▶ Set task:
Will you output the entries below exactly, skipping every image they contain?

▶ Input material:
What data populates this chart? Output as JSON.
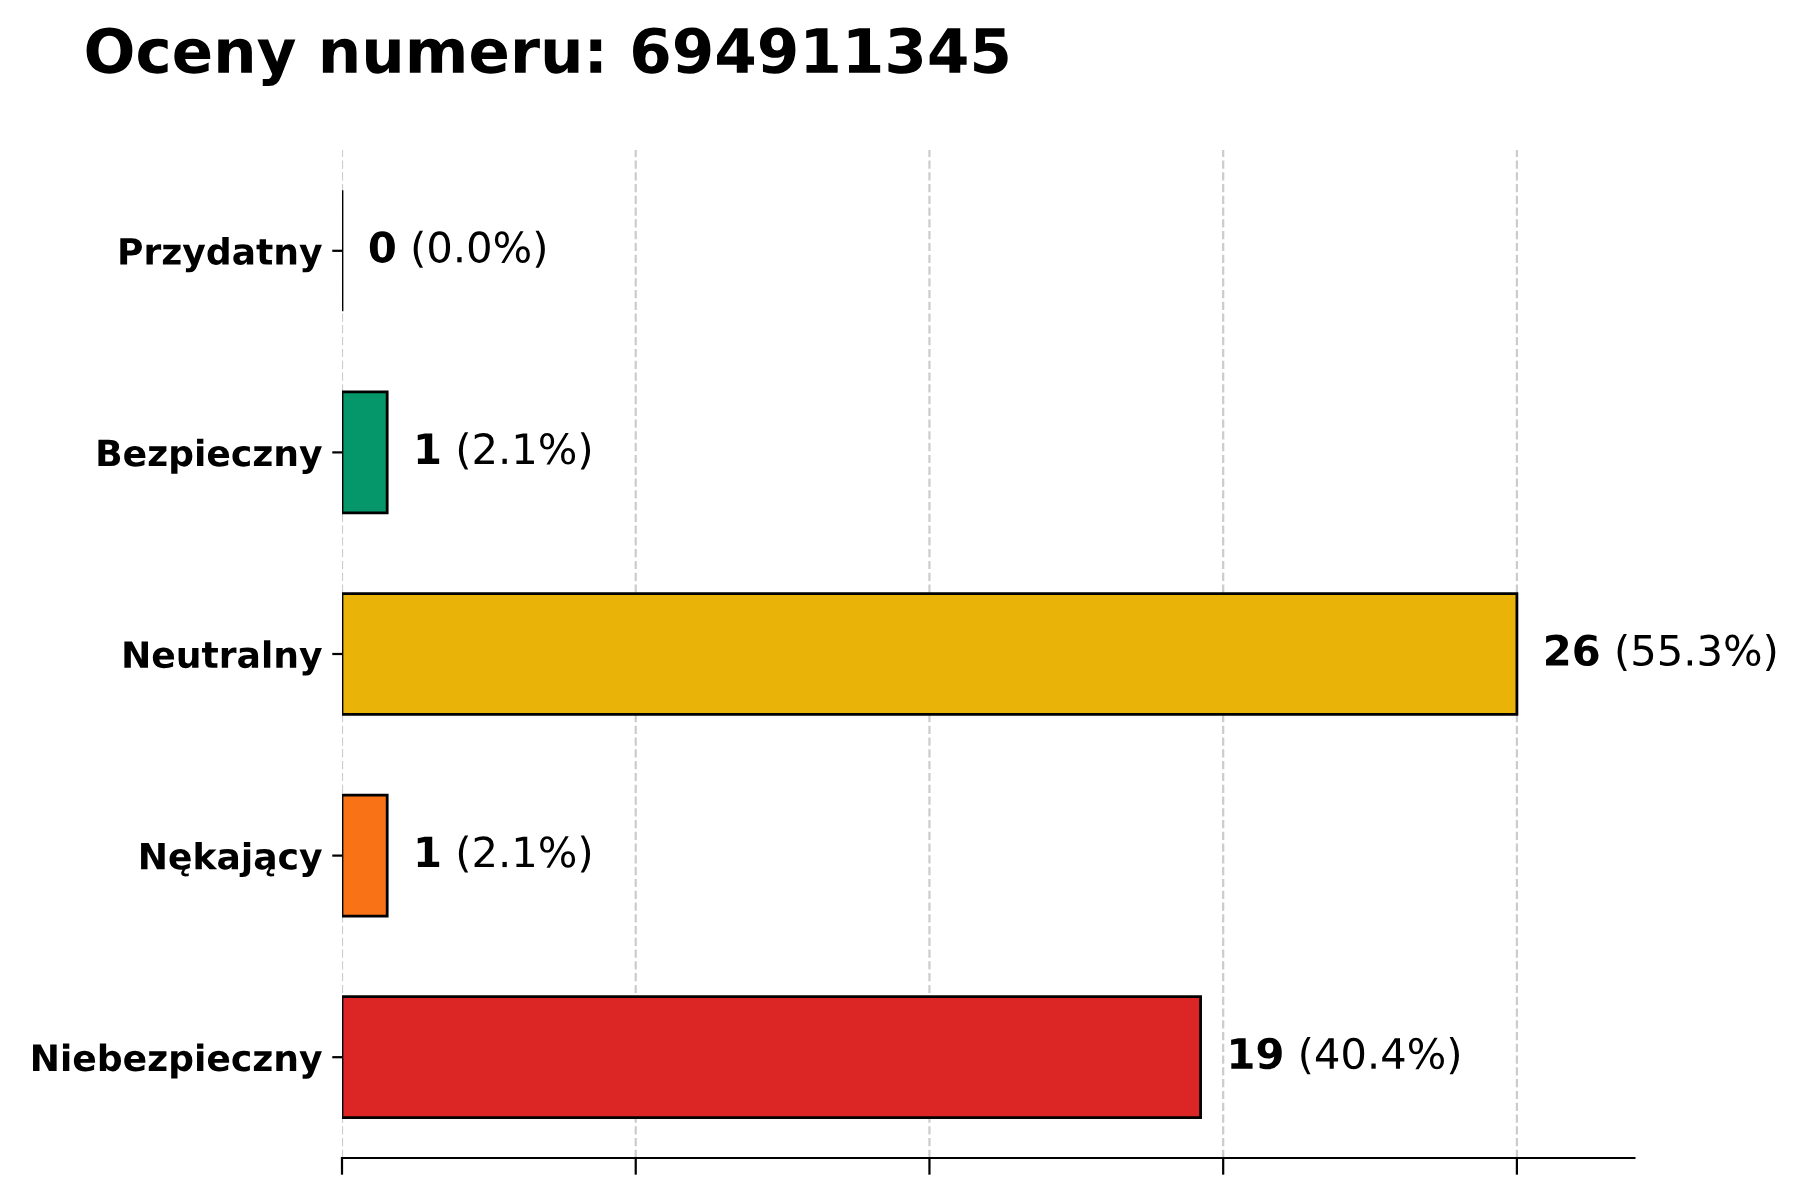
{
  "chart_data": {
    "type": "bar",
    "orientation": "horizontal",
    "title": "Oceny numeru: 694911345",
    "categories": [
      "Przydatny",
      "Bezpieczny",
      "Neutralny",
      "Nękający",
      "Niebezpieczny"
    ],
    "values": [
      0,
      1,
      26,
      1,
      19
    ],
    "colors": [
      "#000000",
      "#059669",
      "#eab308",
      "#f97316",
      "#dc2626"
    ],
    "value_labels": [
      "0 (0.0%)",
      "1 (2.1%)",
      "26 (55.3%)",
      "1 (2.1%)",
      "19 (40.4%)"
    ],
    "xlim": [
      0,
      28.6
    ],
    "xticks": [
      {
        "value": 0,
        "label": null
      },
      {
        "value": 6.5,
        "label": null
      },
      {
        "value": 13,
        "label": null
      },
      {
        "value": 19.5,
        "label": null
      },
      {
        "value": 26,
        "label": null
      }
    ],
    "tick_labels": "y",
    "grid": "x",
    "legend": false
  }
}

▶ Exercise solution:
What data populates this chart? Output as JSON.
{
  "chart_data": {
    "type": "bar",
    "orientation": "horizontal",
    "title": "Oceny numeru: 694911345",
    "categories": [
      "Przydatny",
      "Bezpieczny",
      "Neutralny",
      "Nękający",
      "Niebezpieczny"
    ],
    "values": [
      0,
      1,
      26,
      1,
      19
    ],
    "colors": [
      "#000000",
      "#059669",
      "#eab308",
      "#f97316",
      "#dc2626"
    ],
    "value_labels": [
      "0 (0.0%)",
      "1 (2.1%)",
      "26 (55.3%)",
      "1 (2.1%)",
      "19 (40.4%)"
    ],
    "xlim": [
      0,
      28.6
    ],
    "xticks": [
      {
        "value": 0,
        "label": null
      },
      {
        "value": 6.5,
        "label": null
      },
      {
        "value": 13,
        "label": null
      },
      {
        "value": 19.5,
        "label": null
      },
      {
        "value": 26,
        "label": null
      }
    ],
    "tick_labels": "y",
    "grid": "x",
    "legend": false
  }
}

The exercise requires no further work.